Written request
Reproduce the entire listing word for word.

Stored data

-- Begin --

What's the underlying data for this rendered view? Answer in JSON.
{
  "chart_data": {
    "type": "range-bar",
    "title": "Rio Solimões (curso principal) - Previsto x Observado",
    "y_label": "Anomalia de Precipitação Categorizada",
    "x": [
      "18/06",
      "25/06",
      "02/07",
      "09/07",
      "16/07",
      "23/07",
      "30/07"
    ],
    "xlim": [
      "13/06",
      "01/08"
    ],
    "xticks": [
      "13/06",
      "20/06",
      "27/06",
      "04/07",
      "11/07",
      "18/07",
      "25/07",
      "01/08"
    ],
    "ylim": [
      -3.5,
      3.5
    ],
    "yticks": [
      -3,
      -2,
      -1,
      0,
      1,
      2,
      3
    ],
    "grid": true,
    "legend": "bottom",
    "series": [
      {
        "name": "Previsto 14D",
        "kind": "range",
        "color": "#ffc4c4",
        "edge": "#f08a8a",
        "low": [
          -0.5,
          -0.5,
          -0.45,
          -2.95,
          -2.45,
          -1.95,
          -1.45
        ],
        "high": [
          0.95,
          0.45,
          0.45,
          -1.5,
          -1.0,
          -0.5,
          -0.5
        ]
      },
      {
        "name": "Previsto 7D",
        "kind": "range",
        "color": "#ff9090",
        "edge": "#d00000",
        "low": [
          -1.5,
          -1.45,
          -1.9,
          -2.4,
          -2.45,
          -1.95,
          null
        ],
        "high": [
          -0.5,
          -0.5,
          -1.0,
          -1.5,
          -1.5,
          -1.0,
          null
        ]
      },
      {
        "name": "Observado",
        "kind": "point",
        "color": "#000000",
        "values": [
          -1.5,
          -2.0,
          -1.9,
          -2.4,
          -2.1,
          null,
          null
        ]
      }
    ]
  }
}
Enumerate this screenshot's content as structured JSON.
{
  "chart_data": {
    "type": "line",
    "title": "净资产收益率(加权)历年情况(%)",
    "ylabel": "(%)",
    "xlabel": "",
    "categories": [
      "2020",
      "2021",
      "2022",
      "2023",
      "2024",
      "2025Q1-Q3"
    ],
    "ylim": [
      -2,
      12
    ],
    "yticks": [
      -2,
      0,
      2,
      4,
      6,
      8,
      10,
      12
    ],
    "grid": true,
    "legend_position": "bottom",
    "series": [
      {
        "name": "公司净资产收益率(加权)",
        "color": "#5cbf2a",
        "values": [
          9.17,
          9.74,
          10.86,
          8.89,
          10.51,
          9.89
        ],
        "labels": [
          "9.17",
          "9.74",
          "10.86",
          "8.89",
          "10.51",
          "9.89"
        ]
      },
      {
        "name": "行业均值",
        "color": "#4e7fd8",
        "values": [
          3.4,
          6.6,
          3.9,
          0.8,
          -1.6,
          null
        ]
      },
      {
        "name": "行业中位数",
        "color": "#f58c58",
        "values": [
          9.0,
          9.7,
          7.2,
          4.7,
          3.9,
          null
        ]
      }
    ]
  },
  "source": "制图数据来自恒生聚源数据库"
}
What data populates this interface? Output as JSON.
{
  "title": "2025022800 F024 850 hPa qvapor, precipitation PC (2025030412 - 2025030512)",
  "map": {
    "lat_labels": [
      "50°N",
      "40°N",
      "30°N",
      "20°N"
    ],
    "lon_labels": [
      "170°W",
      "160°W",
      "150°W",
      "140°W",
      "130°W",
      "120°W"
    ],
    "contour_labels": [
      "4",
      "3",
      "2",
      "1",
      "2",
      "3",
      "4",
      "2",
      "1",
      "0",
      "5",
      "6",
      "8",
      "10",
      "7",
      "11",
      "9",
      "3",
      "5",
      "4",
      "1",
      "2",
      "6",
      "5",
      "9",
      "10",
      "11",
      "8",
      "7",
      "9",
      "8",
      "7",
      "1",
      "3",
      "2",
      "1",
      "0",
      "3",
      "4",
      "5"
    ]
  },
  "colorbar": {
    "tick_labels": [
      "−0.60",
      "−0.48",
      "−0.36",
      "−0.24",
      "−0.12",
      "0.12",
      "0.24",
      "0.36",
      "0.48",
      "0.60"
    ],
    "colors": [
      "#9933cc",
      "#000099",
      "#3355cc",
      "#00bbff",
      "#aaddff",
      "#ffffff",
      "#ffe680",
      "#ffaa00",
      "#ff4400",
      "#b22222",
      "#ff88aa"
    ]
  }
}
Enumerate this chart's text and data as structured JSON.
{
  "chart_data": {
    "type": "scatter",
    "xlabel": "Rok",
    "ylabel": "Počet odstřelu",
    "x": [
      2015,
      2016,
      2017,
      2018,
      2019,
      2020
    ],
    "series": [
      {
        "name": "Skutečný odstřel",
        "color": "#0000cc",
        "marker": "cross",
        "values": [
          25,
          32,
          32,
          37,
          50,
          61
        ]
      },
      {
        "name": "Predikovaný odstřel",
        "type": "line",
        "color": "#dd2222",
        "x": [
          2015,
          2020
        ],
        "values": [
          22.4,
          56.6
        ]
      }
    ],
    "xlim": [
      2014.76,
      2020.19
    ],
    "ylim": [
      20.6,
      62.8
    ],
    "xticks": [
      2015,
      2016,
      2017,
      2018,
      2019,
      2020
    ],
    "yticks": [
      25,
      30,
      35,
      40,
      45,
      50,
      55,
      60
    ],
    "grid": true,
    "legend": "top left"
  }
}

-- End --

Solution to this task
What's the underlying data for this rendered view? Answer in JSON.
{
  "chart_data": {
    "type": "range-bar",
    "title": "Rio Solimões (curso principal) - Previsto x Observado",
    "y_label": "Anomalia de Precipitação Categorizada",
    "x": [
      "18/06",
      "25/06",
      "02/07",
      "09/07",
      "16/07",
      "23/07",
      "30/07"
    ],
    "xlim": [
      "13/06",
      "01/08"
    ],
    "xticks": [
      "13/06",
      "20/06",
      "27/06",
      "04/07",
      "11/07",
      "18/07",
      "25/07",
      "01/08"
    ],
    "ylim": [
      -3.5,
      3.5
    ],
    "yticks": [
      -3,
      -2,
      -1,
      0,
      1,
      2,
      3
    ],
    "grid": true,
    "legend": "bottom",
    "series": [
      {
        "name": "Previsto 14D",
        "kind": "range",
        "color": "#ffc4c4",
        "edge": "#f08a8a",
        "low": [
          -0.5,
          -0.5,
          -0.45,
          -2.95,
          -2.45,
          -1.95,
          -1.45
        ],
        "high": [
          0.95,
          0.45,
          0.45,
          -1.5,
          -1.0,
          -0.5,
          -0.5
        ]
      },
      {
        "name": "Previsto 7D",
        "kind": "range",
        "color": "#ff9090",
        "edge": "#d00000",
        "low": [
          -1.5,
          -1.45,
          -1.9,
          -2.4,
          -2.45,
          -1.95,
          null
        ],
        "high": [
          -0.5,
          -0.5,
          -1.0,
          -1.5,
          -1.5,
          -1.0,
          null
        ]
      },
      {
        "name": "Observado",
        "kind": "point",
        "color": "#000000",
        "values": [
          -1.5,
          -2.0,
          -1.9,
          -2.4,
          -2.1,
          null,
          null
        ]
      }
    ]
  }
}
Enumerate this screenshot's content as structured JSON.
{
  "chart_data": {
    "type": "line",
    "title": "净资产收益率(加权)历年情况(%)",
    "ylabel": "(%)",
    "xlabel": "",
    "categories": [
      "2020",
      "2021",
      "2022",
      "2023",
      "2024",
      "2025Q1-Q3"
    ],
    "ylim": [
      -2,
      12
    ],
    "yticks": [
      -2,
      0,
      2,
      4,
      6,
      8,
      10,
      12
    ],
    "grid": true,
    "legend_position": "bottom",
    "series": [
      {
        "name": "公司净资产收益率(加权)",
        "color": "#5cbf2a",
        "values": [
          9.17,
          9.74,
          10.86,
          8.89,
          10.51,
          9.89
        ],
        "labels": [
          "9.17",
          "9.74",
          "10.86",
          "8.89",
          "10.51",
          "9.89"
        ]
      },
      {
        "name": "行业均值",
        "color": "#4e7fd8",
        "values": [
          3.4,
          6.6,
          3.9,
          0.8,
          -1.6,
          null
        ]
      },
      {
        "name": "行业中位数",
        "color": "#f58c58",
        "values": [
          9.0,
          9.7,
          7.2,
          4.7,
          3.9,
          null
        ]
      }
    ]
  },
  "source": "制图数据来自恒生聚源数据库"
}
What data populates this interface? Output as JSON.
{
  "title": "2025022800 F024 850 hPa qvapor, precipitation PC (2025030412 - 2025030512)",
  "map": {
    "lat_labels": [
      "50°N",
      "40°N",
      "30°N",
      "20°N"
    ],
    "lon_labels": [
      "170°W",
      "160°W",
      "150°W",
      "140°W",
      "130°W",
      "120°W"
    ],
    "contour_labels": [
      "4",
      "3",
      "2",
      "1",
      "2",
      "3",
      "4",
      "2",
      "1",
      "0",
      "5",
      "6",
      "8",
      "10",
      "7",
      "11",
      "9",
      "3",
      "5",
      "4",
      "1",
      "2",
      "6",
      "5",
      "9",
      "10",
      "11",
      "8",
      "7",
      "9",
      "8",
      "7",
      "1",
      "3",
      "2",
      "1",
      "0",
      "3",
      "4",
      "5"
    ]
  },
  "colorbar": {
    "tick_labels": [
      "−0.60",
      "−0.48",
      "−0.36",
      "−0.24",
      "−0.12",
      "0.12",
      "0.24",
      "0.36",
      "0.48",
      "0.60"
    ],
    "colors": [
      "#9933cc",
      "#000099",
      "#3355cc",
      "#00bbff",
      "#aaddff",
      "#ffffff",
      "#ffe680",
      "#ffaa00",
      "#ff4400",
      "#b22222",
      "#ff88aa"
    ]
  }
}
Enumerate this chart's text and data as structured JSON.
{
  "chart_data": {
    "type": "scatter",
    "xlabel": "Rok",
    "ylabel": "Počet odstřelu",
    "x": [
      2015,
      2016,
      2017,
      2018,
      2019,
      2020
    ],
    "series": [
      {
        "name": "Skutečný odstřel",
        "color": "#0000cc",
        "marker": "cross",
        "values": [
          25,
          32,
          32,
          37,
          50,
          61
        ]
      },
      {
        "name": "Predikovaný odstřel",
        "type": "line",
        "color": "#dd2222",
        "x": [
          2015,
          2020
        ],
        "values": [
          22.4,
          56.6
        ]
      }
    ],
    "xlim": [
      2014.76,
      2020.19
    ],
    "ylim": [
      20.6,
      62.8
    ],
    "xticks": [
      2015,
      2016,
      2017,
      2018,
      2019,
      2020
    ],
    "yticks": [
      25,
      30,
      35,
      40,
      45,
      50,
      55,
      60
    ],
    "grid": true,
    "legend": "top left"
  }
}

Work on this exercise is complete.